Entries from a dataset
● ● ●

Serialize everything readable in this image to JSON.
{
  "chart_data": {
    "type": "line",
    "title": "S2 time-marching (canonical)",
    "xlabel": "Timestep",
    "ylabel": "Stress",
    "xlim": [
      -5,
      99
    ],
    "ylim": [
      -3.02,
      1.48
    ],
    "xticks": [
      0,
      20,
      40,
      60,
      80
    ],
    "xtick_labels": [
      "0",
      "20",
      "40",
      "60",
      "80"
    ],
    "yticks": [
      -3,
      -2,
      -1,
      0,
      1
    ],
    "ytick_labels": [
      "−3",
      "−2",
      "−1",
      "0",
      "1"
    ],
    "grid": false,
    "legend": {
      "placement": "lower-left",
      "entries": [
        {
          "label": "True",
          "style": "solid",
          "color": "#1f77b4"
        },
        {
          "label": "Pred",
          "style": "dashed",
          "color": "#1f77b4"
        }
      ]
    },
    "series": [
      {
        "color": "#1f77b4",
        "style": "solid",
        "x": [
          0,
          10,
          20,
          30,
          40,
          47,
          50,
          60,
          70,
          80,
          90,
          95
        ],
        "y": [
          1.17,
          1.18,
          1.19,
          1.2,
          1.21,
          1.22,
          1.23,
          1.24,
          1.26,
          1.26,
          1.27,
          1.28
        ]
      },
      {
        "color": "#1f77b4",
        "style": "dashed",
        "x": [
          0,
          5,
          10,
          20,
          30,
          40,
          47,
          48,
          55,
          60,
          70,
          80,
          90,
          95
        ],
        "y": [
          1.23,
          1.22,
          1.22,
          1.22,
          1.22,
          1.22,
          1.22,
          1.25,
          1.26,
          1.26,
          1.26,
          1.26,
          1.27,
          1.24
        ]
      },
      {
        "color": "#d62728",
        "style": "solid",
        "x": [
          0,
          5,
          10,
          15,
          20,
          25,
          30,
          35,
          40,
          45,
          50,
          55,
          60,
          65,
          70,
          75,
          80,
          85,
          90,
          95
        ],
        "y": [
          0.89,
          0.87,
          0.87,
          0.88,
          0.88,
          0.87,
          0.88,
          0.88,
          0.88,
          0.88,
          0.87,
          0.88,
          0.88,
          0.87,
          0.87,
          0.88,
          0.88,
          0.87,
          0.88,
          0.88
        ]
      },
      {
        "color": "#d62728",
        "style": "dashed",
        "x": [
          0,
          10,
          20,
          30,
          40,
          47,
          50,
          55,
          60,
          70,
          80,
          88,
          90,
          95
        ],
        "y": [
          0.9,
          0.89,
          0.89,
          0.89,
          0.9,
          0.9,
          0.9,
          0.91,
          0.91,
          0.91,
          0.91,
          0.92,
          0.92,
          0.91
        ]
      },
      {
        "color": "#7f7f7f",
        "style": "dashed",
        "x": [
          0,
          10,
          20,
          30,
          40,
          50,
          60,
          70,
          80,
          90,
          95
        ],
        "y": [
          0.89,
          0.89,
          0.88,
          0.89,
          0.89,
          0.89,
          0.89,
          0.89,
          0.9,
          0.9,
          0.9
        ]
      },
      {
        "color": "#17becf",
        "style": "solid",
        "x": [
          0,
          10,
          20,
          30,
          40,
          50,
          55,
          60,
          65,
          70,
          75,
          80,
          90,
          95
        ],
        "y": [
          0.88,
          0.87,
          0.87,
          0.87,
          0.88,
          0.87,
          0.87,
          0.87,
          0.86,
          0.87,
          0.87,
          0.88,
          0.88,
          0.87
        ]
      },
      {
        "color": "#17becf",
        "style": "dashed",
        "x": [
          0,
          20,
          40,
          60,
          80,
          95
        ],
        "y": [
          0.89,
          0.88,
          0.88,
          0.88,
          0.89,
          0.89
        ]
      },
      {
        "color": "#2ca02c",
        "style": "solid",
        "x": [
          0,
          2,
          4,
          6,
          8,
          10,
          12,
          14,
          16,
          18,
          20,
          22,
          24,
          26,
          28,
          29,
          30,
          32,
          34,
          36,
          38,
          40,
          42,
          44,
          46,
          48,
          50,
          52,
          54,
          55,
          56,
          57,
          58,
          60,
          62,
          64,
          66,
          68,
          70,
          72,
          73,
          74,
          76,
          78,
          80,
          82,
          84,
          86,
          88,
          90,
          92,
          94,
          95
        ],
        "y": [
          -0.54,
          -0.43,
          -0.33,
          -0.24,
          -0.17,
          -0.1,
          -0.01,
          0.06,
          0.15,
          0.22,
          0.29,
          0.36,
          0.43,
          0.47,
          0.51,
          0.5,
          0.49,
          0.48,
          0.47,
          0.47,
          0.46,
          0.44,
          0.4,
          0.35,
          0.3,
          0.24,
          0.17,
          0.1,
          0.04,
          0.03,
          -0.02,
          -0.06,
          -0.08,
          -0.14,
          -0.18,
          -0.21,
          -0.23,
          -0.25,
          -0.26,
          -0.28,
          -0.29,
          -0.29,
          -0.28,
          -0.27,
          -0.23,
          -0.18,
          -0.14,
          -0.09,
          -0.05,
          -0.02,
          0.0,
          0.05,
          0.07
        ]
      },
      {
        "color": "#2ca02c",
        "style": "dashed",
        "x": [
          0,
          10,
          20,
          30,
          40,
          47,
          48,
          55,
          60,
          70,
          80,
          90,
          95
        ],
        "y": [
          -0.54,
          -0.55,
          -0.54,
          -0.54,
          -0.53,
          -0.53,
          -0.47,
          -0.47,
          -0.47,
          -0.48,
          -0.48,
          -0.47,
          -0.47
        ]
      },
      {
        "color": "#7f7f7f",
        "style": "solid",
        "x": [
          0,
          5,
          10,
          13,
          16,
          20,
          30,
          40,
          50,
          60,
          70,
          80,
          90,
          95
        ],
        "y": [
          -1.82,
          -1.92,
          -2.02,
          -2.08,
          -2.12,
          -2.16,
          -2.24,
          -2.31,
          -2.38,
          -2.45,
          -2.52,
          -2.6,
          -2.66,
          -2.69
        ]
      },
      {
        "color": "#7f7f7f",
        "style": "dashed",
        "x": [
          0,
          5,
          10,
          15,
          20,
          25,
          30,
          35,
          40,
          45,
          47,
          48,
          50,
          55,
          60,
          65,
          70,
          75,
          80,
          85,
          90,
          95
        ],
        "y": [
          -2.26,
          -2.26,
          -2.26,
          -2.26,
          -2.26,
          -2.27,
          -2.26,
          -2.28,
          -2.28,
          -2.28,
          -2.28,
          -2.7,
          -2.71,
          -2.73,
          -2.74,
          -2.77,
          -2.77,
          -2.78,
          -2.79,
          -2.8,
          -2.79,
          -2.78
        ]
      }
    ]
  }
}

● ● ●

> Required task
Set every line of the listing down word for word.

> The result
Serialize everything readable in this image to JSON.
{
  "chart_data": {
    "type": "line",
    "title": "S2 time-marching (canonical)",
    "xlabel": "Timestep",
    "ylabel": "Stress",
    "xlim": [
      -5,
      99
    ],
    "ylim": [
      -3.02,
      1.48
    ],
    "xticks": [
      0,
      20,
      40,
      60,
      80
    ],
    "xtick_labels": [
      "0",
      "20",
      "40",
      "60",
      "80"
    ],
    "yticks": [
      -3,
      -2,
      -1,
      0,
      1
    ],
    "ytick_labels": [
      "−3",
      "−2",
      "−1",
      "0",
      "1"
    ],
    "grid": false,
    "legend": {
      "placement": "lower-left",
      "entries": [
        {
          "label": "True",
          "style": "solid",
          "color": "#1f77b4"
        },
        {
          "label": "Pred",
          "style": "dashed",
          "color": "#1f77b4"
        }
      ]
    },
    "series": [
      {
        "color": "#1f77b4",
        "style": "solid",
        "x": [
          0,
          10,
          20,
          30,
          40,
          47,
          50,
          60,
          70,
          80,
          90,
          95
        ],
        "y": [
          1.17,
          1.18,
          1.19,
          1.2,
          1.21,
          1.22,
          1.23,
          1.24,
          1.26,
          1.26,
          1.27,
          1.28
        ]
      },
      {
        "color": "#1f77b4",
        "style": "dashed",
        "x": [
          0,
          5,
          10,
          20,
          30,
          40,
          47,
          48,
          55,
          60,
          70,
          80,
          90,
          95
        ],
        "y": [
          1.23,
          1.22,
          1.22,
          1.22,
          1.22,
          1.22,
          1.22,
          1.25,
          1.26,
          1.26,
          1.26,
          1.26,
          1.27,
          1.24
        ]
      },
      {
        "color": "#d62728",
        "style": "solid",
        "x": [
          0,
          5,
          10,
          15,
          20,
          25,
          30,
          35,
          40,
          45,
          50,
          55,
          60,
          65,
          70,
          75,
          80,
          85,
          90,
          95
        ],
        "y": [
          0.89,
          0.87,
          0.87,
          0.88,
          0.88,
          0.87,
          0.88,
          0.88,
          0.88,
          0.88,
          0.87,
          0.88,
          0.88,
          0.87,
          0.87,
          0.88,
          0.88,
          0.87,
          0.88,
          0.88
        ]
      },
      {
        "color": "#d62728",
        "style": "dashed",
        "x": [
          0,
          10,
          20,
          30,
          40,
          47,
          50,
          55,
          60,
          70,
          80,
          88,
          90,
          95
        ],
        "y": [
          0.9,
          0.89,
          0.89,
          0.89,
          0.9,
          0.9,
          0.9,
          0.91,
          0.91,
          0.91,
          0.91,
          0.92,
          0.92,
          0.91
        ]
      },
      {
        "color": "#7f7f7f",
        "style": "dashed",
        "x": [
          0,
          10,
          20,
          30,
          40,
          50,
          60,
          70,
          80,
          90,
          95
        ],
        "y": [
          0.89,
          0.89,
          0.88,
          0.89,
          0.89,
          0.89,
          0.89,
          0.89,
          0.9,
          0.9,
          0.9
        ]
      },
      {
        "color": "#17becf",
        "style": "solid",
        "x": [
          0,
          10,
          20,
          30,
          40,
          50,
          55,
          60,
          65,
          70,
          75,
          80,
          90,
          95
        ],
        "y": [
          0.88,
          0.87,
          0.87,
          0.87,
          0.88,
          0.87,
          0.87,
          0.87,
          0.86,
          0.87,
          0.87,
          0.88,
          0.88,
          0.87
        ]
      },
      {
        "color": "#17becf",
        "style": "dashed",
        "x": [
          0,
          20,
          40,
          60,
          80,
          95
        ],
        "y": [
          0.89,
          0.88,
          0.88,
          0.88,
          0.89,
          0.89
        ]
      },
      {
        "color": "#2ca02c",
        "style": "solid",
        "x": [
          0,
          2,
          4,
          6,
          8,
          10,
          12,
          14,
          16,
          18,
          20,
          22,
          24,
          26,
          28,
          29,
          30,
          32,
          34,
          36,
          38,
          40,
          42,
          44,
          46,
          48,
          50,
          52,
          54,
          55,
          56,
          57,
          58,
          60,
          62,
          64,
          66,
          68,
          70,
          72,
          73,
          74,
          76,
          78,
          80,
          82,
          84,
          86,
          88,
          90,
          92,
          94,
          95
        ],
        "y": [
          -0.54,
          -0.43,
          -0.33,
          -0.24,
          -0.17,
          -0.1,
          -0.01,
          0.06,
          0.15,
          0.22,
          0.29,
          0.36,
          0.43,
          0.47,
          0.51,
          0.5,
          0.49,
          0.48,
          0.47,
          0.47,
          0.46,
          0.44,
          0.4,
          0.35,
          0.3,
          0.24,
          0.17,
          0.1,
          0.04,
          0.03,
          -0.02,
          -0.06,
          -0.08,
          -0.14,
          -0.18,
          -0.21,
          -0.23,
          -0.25,
          -0.26,
          -0.28,
          -0.29,
          -0.29,
          -0.28,
          -0.27,
          -0.23,
          -0.18,
          -0.14,
          -0.09,
          -0.05,
          -0.02,
          0.0,
          0.05,
          0.07
        ]
      },
      {
        "color": "#2ca02c",
        "style": "dashed",
        "x": [
          0,
          10,
          20,
          30,
          40,
          47,
          48,
          55,
          60,
          70,
          80,
          90,
          95
        ],
        "y": [
          -0.54,
          -0.55,
          -0.54,
          -0.54,
          -0.53,
          -0.53,
          -0.47,
          -0.47,
          -0.47,
          -0.48,
          -0.48,
          -0.47,
          -0.47
        ]
      },
      {
        "color": "#7f7f7f",
        "style": "solid",
        "x": [
          0,
          5,
          10,
          13,
          16,
          20,
          30,
          40,
          50,
          60,
          70,
          80,
          90,
          95
        ],
        "y": [
          -1.82,
          -1.92,
          -2.02,
          -2.08,
          -2.12,
          -2.16,
          -2.24,
          -2.31,
          -2.38,
          -2.45,
          -2.52,
          -2.6,
          -2.66,
          -2.69
        ]
      },
      {
        "color": "#7f7f7f",
        "style": "dashed",
        "x": [
          0,
          5,
          10,
          15,
          20,
          25,
          30,
          35,
          40,
          45,
          47,
          48,
          50,
          55,
          60,
          65,
          70,
          75,
          80,
          85,
          90,
          95
        ],
        "y": [
          -2.26,
          -2.26,
          -2.26,
          -2.26,
          -2.26,
          -2.27,
          -2.26,
          -2.28,
          -2.28,
          -2.28,
          -2.28,
          -2.7,
          -2.71,
          -2.73,
          -2.74,
          -2.77,
          -2.77,
          -2.78,
          -2.79,
          -2.8,
          -2.79,
          -2.78
        ]
      }
    ]
  }
}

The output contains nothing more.